Selected passage:

▽

However, if the prediction errors are correlated, then structural
equation modeling can take account of those correlations. - David
Greenberg, SOciology Department, New York University, New York, NY
On Mon, 2 Nov 1998, Cheoleon Lee wrote:
> The term 'simultaneous regression analysis' is used to distinguish them from
> hierarchical regression analysis, in which there exist causal hierarchy
> among independent variables. So, the term simply means regular OLS
> regression.
> If you DVs are correlated perhaps structural equation modeling (LISREL) is
> the way to go. If you can establish some type of causal relationship(s)
> between the DVs, you can do a path analysis, recursive or non-recursive.
> Good luck.
>
> CLee
>
> Cheoleon Lee, Ph.D.

△

Data excerpts:

▽

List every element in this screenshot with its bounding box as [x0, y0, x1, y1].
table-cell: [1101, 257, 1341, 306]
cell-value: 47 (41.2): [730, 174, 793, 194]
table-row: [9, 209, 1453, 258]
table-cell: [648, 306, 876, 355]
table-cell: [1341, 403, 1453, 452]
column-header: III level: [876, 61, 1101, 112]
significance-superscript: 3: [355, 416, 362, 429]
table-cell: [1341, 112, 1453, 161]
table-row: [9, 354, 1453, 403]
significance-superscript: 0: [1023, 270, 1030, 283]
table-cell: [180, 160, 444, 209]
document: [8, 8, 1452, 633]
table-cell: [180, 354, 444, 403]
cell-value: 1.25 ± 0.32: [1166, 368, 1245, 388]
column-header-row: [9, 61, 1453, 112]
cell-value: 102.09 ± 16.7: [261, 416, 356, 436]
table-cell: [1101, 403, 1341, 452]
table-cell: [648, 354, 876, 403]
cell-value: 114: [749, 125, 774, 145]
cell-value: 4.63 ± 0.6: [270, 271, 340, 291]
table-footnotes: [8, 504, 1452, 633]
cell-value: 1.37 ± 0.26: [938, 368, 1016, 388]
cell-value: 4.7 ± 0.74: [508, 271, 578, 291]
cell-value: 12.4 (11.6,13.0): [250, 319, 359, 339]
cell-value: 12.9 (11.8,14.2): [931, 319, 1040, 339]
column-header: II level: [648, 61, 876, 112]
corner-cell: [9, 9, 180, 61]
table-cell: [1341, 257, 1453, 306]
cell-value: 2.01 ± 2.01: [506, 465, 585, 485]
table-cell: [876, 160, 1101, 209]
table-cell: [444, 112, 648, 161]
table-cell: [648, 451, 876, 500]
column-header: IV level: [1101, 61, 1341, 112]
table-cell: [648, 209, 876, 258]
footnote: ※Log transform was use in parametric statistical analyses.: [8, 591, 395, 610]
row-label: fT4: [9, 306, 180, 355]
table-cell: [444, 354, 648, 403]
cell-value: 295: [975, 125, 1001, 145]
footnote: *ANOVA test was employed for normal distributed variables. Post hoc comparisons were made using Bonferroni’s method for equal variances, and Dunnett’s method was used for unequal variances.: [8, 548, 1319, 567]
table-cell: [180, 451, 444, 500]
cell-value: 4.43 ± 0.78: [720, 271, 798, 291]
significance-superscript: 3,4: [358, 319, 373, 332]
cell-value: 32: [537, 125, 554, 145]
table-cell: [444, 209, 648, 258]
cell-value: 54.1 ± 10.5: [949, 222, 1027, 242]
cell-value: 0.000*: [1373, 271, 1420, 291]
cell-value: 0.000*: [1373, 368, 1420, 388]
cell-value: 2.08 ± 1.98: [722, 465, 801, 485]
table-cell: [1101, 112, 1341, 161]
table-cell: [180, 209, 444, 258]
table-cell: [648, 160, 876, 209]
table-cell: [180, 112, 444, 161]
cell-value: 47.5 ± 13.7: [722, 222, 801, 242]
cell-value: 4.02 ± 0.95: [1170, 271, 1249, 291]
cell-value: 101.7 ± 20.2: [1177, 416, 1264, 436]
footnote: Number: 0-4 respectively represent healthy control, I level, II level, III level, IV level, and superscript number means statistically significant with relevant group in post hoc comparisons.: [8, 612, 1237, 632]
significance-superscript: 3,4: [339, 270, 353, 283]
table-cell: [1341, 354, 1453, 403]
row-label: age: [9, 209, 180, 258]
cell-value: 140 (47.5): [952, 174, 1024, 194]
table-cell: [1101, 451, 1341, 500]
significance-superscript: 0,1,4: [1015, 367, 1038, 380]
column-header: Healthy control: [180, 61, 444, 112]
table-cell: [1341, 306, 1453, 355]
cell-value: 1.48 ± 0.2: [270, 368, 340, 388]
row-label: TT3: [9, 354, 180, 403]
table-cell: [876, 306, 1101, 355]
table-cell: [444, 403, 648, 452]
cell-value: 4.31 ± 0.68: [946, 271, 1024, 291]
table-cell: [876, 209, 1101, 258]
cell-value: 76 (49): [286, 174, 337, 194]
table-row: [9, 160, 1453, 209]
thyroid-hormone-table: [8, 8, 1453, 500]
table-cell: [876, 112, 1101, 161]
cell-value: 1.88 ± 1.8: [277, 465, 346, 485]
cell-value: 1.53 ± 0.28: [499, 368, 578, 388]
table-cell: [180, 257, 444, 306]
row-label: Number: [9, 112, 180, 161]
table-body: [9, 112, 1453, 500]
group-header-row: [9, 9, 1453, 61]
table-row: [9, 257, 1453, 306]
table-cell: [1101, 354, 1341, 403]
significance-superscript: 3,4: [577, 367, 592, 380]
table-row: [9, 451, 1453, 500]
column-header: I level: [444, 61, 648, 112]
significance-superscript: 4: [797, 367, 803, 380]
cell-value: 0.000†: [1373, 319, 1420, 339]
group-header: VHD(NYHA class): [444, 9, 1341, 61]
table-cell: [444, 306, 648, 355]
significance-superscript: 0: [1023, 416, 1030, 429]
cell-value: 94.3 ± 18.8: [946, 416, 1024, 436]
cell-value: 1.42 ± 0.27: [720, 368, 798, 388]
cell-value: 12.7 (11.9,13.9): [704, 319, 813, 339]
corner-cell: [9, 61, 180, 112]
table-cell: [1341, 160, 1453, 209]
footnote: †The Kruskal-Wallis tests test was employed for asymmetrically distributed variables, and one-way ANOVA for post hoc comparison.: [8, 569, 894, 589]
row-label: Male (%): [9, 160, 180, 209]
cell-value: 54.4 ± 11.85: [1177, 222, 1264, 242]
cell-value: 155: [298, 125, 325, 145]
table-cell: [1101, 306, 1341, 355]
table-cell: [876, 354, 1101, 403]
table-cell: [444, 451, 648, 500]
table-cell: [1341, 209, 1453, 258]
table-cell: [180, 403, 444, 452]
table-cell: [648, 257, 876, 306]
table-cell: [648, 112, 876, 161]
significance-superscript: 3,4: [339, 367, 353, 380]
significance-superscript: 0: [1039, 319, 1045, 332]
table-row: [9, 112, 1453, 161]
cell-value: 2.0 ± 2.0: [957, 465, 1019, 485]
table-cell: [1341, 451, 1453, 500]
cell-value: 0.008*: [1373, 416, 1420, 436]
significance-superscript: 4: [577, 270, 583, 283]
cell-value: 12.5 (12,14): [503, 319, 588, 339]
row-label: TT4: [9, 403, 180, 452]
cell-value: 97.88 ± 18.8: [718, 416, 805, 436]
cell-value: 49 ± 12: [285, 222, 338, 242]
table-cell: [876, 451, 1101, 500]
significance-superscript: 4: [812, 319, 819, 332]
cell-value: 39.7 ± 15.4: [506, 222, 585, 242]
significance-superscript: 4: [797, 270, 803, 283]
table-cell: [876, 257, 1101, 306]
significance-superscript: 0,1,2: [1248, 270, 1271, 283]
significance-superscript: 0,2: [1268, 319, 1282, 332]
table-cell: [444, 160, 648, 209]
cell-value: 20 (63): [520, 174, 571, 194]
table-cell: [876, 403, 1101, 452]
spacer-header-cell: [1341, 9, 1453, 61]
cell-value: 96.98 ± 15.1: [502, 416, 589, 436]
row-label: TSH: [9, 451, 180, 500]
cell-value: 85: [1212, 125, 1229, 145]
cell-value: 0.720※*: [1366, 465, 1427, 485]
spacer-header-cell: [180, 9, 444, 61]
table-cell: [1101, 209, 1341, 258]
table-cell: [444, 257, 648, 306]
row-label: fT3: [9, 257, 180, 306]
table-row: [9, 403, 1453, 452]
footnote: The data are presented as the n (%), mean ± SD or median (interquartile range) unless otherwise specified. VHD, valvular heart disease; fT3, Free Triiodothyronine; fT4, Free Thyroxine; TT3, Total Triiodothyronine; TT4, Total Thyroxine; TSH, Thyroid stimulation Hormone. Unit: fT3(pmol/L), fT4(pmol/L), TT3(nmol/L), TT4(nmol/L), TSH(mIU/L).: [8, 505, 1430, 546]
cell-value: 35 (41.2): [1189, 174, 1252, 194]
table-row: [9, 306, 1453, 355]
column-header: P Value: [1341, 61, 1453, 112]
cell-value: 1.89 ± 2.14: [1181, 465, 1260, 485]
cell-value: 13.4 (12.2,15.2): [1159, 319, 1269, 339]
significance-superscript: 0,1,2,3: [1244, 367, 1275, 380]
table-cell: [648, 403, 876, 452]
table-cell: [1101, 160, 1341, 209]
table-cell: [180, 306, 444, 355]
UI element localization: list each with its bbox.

△
▽

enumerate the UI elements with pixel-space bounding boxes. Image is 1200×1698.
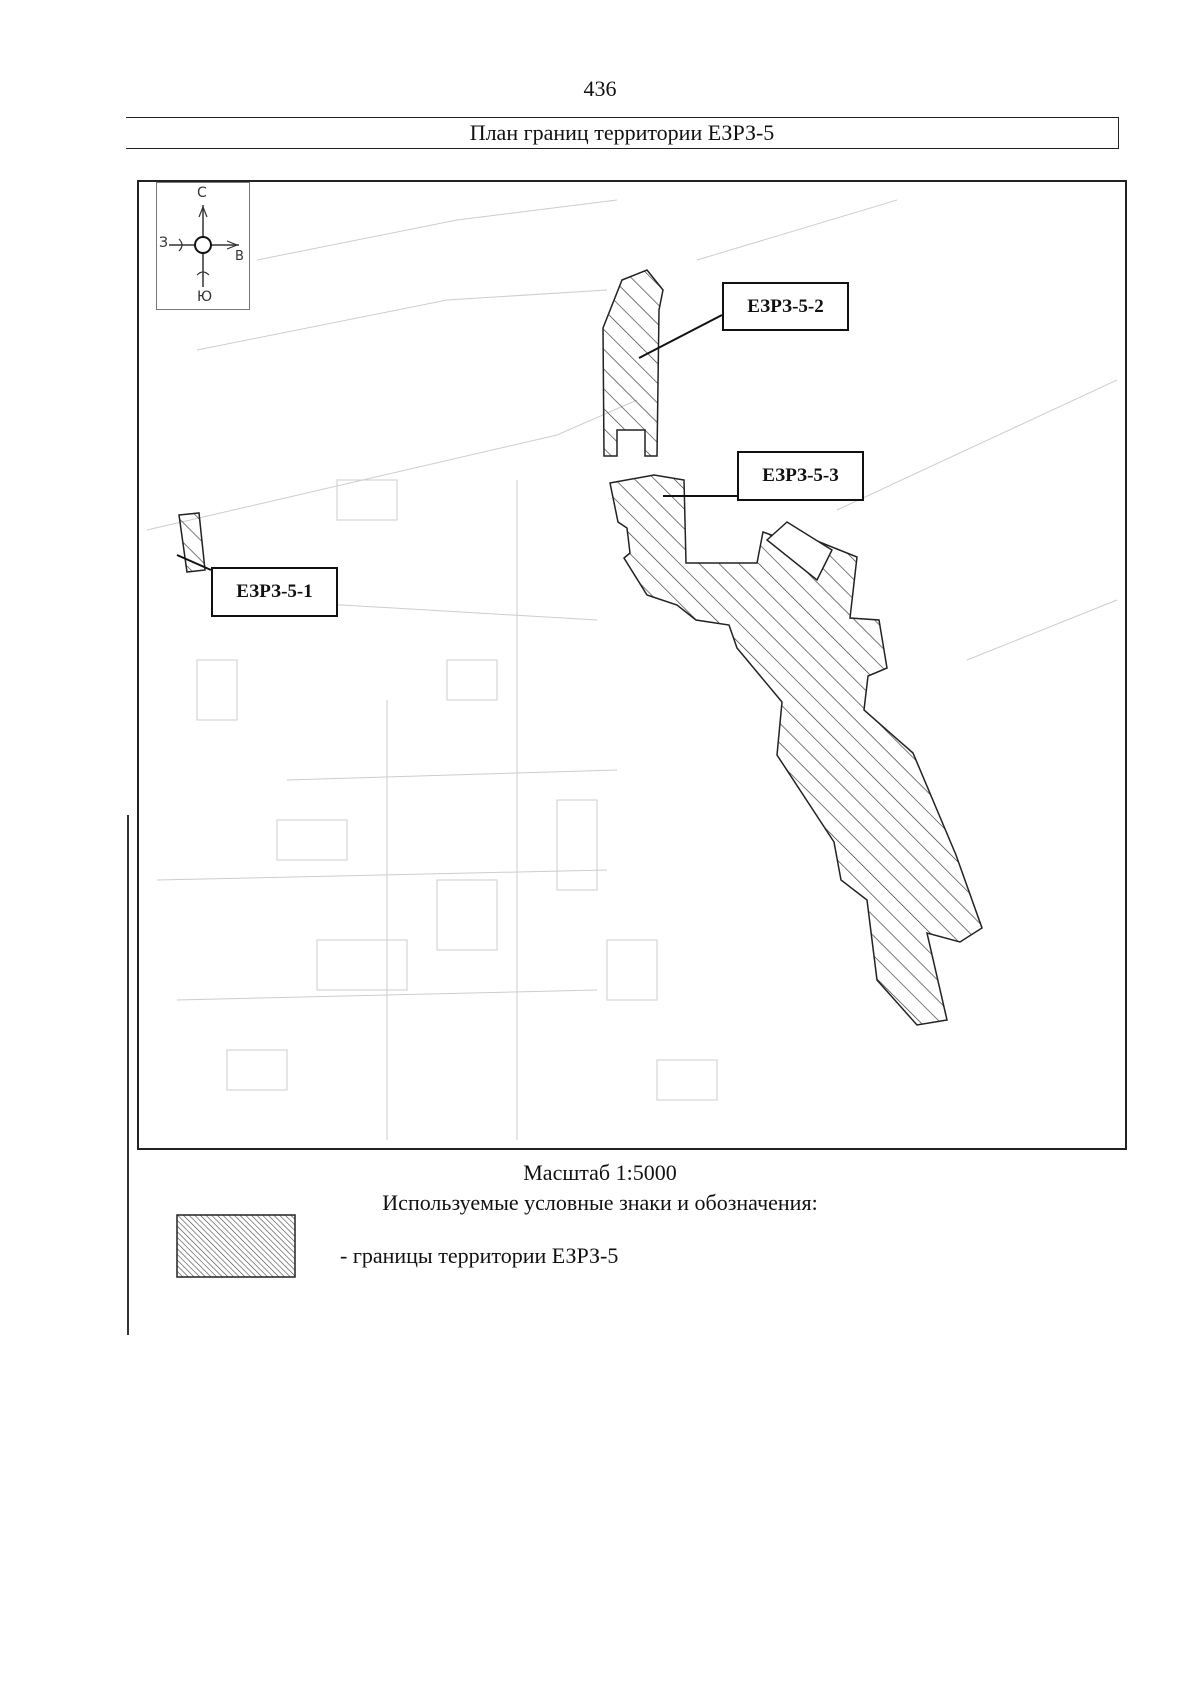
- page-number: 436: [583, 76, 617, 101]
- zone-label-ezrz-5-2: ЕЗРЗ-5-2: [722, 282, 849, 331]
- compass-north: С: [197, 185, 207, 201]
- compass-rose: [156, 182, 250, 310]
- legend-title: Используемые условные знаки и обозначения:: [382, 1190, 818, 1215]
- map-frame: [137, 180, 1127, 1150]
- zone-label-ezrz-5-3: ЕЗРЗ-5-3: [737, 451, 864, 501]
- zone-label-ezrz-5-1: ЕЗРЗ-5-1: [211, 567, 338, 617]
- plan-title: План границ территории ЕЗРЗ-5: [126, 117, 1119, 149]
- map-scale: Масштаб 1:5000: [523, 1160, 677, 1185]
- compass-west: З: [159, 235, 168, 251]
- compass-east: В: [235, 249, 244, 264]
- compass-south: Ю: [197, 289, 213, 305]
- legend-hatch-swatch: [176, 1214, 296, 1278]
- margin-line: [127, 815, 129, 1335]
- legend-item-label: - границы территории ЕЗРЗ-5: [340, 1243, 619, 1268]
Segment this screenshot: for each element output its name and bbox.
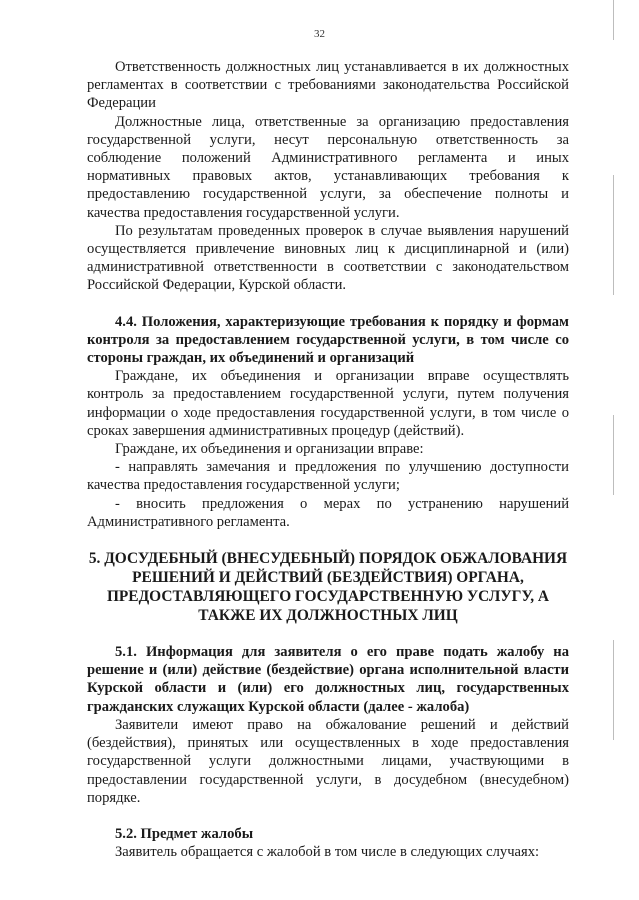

△
▽

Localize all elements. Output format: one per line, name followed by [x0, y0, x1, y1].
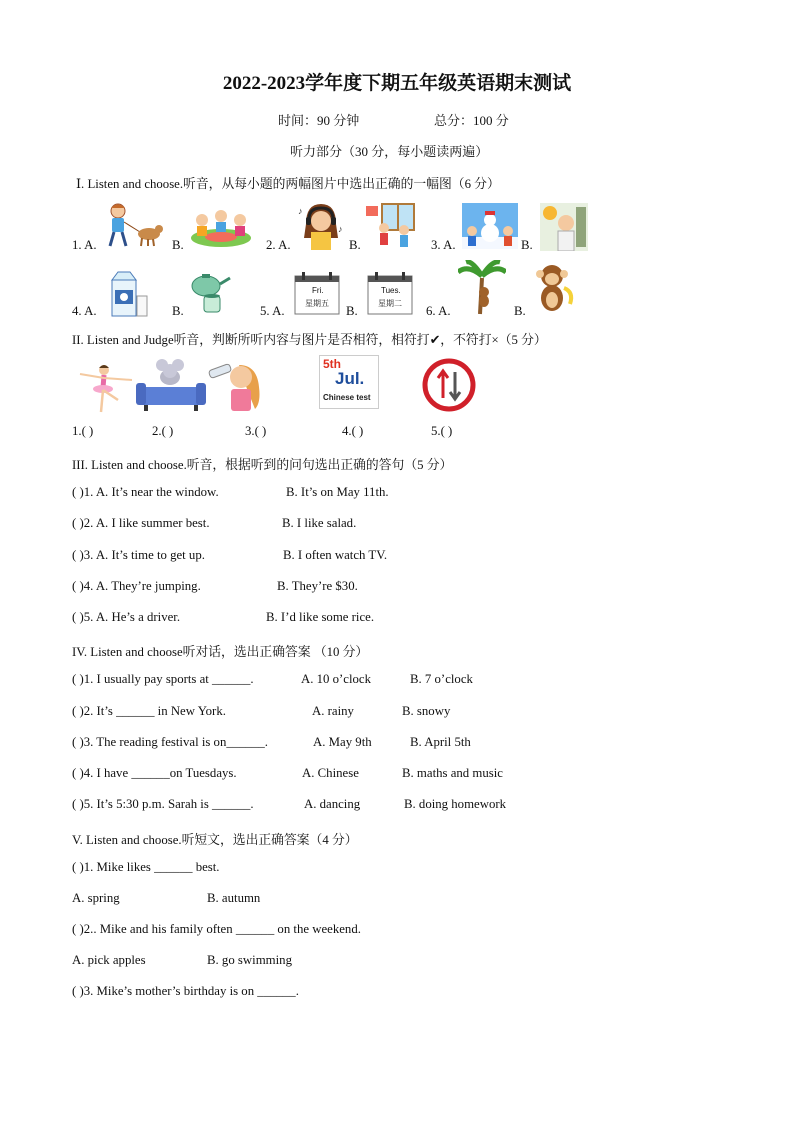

△

Instructions for the task:
Reproduce word for word the part of the regression discussion starting at "However, if the" and ending at "recursive or non-recursive.".

Expected output:
However, if the prediction errors are correlated, then structural
equation modeling can take account of those correlations. - David
Greenberg, SOciology Department, New York University, New York, NY
On Mon, 2 Nov 1998, Cheoleon Lee wrote:
> The term 'simultaneous regression analysis' is used to distinguish them from
> hierarchical regression analysis, in which there exist causal hierarchy
> among independent variables. So, the term simply means regular OLS
> regression.
> If you DVs are correlated perhaps structural equation modeling (LISREL) is
> the way to go. If you can establish some type of causal relationship(s)
> between the DVs, you can do a path analysis, recursive or non-recursive.